++++ PROVIDED DATA

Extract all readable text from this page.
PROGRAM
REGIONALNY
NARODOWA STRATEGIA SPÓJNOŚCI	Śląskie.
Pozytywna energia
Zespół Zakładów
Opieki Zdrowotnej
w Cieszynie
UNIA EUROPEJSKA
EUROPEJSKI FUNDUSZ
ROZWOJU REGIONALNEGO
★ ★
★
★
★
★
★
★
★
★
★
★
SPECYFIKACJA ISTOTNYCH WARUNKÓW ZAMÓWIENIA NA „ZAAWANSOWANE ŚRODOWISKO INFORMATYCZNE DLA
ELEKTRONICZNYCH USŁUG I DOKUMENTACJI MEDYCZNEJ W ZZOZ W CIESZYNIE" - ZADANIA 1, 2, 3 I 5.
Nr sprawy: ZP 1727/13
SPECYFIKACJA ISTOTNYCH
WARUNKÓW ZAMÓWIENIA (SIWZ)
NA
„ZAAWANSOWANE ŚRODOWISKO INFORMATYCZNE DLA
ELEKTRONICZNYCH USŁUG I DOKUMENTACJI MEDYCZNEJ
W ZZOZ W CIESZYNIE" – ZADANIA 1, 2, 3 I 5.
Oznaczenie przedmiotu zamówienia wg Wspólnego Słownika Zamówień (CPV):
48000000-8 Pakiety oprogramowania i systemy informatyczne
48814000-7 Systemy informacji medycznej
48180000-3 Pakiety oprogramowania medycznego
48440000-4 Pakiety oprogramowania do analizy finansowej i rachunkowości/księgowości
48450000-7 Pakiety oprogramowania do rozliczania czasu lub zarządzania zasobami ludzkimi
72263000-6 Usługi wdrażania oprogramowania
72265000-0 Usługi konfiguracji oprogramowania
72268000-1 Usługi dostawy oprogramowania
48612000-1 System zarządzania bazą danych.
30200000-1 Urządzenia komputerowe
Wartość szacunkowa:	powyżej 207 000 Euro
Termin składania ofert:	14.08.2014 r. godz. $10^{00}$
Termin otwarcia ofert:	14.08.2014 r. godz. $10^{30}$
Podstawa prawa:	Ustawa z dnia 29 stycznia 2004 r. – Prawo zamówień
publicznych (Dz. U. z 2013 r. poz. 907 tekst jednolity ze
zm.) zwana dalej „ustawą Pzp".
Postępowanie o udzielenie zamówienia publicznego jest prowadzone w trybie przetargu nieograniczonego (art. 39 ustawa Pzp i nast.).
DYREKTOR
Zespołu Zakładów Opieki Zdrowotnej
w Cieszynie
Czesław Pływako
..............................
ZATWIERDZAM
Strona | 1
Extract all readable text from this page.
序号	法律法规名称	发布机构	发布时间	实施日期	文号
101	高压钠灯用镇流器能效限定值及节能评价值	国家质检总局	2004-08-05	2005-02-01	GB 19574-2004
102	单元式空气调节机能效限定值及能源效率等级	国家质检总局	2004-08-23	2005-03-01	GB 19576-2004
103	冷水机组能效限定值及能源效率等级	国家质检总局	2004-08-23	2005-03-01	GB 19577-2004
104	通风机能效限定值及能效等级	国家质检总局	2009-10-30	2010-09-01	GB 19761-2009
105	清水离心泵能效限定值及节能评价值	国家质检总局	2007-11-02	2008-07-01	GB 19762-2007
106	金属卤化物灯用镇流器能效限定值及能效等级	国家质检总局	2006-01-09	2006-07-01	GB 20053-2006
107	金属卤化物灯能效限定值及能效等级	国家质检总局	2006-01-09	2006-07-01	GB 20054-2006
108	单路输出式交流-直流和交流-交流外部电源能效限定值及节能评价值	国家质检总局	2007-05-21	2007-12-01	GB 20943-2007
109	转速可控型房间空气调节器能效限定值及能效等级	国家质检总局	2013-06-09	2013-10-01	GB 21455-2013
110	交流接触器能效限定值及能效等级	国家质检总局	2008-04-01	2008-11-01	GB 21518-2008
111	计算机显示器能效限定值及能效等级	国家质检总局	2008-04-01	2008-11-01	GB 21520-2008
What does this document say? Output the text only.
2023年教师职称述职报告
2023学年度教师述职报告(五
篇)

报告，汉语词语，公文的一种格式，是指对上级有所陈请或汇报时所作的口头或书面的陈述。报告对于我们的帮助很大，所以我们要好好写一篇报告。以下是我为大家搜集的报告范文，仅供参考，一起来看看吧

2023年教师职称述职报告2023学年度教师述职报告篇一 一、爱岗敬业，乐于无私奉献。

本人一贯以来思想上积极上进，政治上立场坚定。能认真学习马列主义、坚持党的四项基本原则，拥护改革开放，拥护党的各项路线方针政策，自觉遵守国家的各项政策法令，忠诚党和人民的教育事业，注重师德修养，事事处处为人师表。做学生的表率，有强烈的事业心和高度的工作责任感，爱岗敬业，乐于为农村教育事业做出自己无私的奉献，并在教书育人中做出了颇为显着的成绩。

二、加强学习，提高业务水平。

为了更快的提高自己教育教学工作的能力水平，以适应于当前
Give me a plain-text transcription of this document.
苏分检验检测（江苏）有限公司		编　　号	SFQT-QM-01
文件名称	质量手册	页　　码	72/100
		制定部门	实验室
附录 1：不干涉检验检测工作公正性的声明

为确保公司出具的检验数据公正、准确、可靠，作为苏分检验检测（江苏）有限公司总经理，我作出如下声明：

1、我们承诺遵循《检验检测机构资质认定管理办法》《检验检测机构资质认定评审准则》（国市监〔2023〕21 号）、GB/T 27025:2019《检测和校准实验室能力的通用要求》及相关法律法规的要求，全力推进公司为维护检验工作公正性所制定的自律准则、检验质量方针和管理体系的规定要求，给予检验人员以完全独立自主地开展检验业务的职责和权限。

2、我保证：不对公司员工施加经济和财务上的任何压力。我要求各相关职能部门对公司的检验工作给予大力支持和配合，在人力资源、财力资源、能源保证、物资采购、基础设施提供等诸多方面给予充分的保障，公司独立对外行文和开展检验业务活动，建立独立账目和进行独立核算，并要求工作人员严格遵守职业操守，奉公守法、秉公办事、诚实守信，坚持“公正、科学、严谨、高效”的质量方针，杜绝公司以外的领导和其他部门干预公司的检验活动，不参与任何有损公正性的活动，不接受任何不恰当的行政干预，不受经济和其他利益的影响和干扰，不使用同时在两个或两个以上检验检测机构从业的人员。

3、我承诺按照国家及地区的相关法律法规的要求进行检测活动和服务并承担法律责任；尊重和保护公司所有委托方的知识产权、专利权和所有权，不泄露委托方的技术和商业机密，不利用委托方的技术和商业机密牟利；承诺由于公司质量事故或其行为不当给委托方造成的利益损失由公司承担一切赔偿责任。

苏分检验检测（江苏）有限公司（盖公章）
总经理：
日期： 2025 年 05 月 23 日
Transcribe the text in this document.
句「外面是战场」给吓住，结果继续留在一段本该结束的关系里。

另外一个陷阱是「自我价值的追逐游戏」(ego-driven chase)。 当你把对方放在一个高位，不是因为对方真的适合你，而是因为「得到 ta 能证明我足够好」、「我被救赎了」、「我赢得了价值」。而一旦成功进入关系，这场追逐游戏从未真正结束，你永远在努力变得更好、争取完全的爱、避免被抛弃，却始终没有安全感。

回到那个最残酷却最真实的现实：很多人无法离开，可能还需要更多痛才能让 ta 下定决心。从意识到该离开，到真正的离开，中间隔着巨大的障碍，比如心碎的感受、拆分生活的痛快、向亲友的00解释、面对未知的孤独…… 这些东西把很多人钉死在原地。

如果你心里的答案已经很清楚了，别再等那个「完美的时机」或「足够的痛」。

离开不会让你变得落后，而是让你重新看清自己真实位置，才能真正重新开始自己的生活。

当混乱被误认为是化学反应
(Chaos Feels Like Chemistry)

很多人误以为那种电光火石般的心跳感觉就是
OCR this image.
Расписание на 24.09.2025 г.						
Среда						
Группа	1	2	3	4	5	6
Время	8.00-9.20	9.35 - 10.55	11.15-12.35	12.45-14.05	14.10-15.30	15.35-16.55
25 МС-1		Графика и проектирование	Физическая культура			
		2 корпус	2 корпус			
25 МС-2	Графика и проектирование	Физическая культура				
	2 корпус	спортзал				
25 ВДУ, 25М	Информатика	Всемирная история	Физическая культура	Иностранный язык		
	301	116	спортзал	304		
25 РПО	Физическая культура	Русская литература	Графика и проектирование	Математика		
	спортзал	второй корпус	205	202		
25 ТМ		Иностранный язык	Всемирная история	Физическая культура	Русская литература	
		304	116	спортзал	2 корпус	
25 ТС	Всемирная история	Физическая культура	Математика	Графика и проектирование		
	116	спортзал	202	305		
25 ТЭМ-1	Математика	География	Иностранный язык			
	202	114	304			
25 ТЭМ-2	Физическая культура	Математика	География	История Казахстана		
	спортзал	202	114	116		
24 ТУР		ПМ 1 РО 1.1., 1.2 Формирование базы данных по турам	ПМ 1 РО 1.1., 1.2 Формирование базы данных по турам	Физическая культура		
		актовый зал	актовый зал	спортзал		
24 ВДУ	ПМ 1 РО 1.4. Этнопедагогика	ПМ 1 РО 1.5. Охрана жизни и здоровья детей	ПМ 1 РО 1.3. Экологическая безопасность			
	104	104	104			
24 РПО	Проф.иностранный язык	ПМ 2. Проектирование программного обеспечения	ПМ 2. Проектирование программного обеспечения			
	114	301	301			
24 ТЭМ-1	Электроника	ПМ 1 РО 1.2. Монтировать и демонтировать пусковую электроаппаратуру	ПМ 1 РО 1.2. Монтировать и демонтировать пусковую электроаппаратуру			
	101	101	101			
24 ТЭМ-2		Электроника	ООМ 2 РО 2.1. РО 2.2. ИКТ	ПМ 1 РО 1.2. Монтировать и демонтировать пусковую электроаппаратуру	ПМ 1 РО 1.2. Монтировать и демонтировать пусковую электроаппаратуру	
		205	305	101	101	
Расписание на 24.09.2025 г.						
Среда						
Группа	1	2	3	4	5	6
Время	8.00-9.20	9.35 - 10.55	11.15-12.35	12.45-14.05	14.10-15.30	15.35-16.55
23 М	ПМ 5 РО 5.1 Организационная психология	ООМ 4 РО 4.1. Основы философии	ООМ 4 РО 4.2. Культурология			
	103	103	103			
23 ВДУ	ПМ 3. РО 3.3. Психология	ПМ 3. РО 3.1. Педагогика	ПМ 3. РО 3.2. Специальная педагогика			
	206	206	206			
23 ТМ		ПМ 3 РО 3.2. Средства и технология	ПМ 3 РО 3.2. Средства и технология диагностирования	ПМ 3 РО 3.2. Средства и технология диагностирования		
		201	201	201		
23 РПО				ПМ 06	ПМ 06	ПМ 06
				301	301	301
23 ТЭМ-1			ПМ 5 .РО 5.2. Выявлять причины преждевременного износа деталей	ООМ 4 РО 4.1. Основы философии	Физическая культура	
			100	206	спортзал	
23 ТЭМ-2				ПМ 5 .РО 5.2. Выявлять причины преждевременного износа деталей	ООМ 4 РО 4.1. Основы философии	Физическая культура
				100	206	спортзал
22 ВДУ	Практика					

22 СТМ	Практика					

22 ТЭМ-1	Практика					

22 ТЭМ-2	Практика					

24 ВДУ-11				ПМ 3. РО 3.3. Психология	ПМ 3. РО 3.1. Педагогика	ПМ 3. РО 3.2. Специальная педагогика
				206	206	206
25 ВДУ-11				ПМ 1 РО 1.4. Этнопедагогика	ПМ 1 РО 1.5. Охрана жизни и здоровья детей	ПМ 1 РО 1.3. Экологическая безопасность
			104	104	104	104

++++++++

GOAL: In the material above, find each line that contains the word "корпус", and select it.

EXERCISE RESPONSE:
		2 корпус	2 корпус			
	2 корпус	спортзал				
	спортзал	второй корпус	205	202		
		304	116	спортзал	2 корпус	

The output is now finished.